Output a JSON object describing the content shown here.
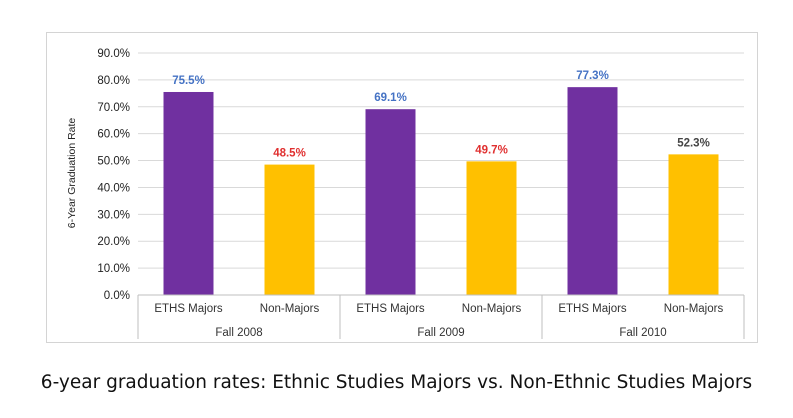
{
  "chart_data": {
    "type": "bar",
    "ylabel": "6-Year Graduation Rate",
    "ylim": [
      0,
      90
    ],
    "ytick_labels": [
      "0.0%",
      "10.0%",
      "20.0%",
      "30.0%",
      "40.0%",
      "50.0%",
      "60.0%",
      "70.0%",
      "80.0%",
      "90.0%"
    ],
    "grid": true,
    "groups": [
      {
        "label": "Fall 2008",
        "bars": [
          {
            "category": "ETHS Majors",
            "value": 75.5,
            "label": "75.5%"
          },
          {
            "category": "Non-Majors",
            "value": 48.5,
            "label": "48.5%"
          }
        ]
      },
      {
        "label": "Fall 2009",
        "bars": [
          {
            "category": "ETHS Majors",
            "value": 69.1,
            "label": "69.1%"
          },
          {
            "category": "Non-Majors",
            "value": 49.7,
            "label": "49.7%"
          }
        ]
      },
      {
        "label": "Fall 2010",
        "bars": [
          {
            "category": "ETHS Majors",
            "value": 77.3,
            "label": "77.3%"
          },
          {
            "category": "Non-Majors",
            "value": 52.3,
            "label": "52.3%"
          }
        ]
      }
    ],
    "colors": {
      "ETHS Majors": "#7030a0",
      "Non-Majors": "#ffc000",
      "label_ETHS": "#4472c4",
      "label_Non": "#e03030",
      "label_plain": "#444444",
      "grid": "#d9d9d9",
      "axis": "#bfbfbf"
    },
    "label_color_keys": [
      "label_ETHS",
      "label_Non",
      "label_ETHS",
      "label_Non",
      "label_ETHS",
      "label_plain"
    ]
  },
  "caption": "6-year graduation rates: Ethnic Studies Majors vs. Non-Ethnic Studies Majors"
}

- [INSTRUCTIONS TO FOLLOW]: Show every line from the entries above in which "Fall" appears.

- [WRITTEN SOLUTION]:
        "label": "Fall 2008",
        "label": "Fall 2009",
        "label": "Fall 2010",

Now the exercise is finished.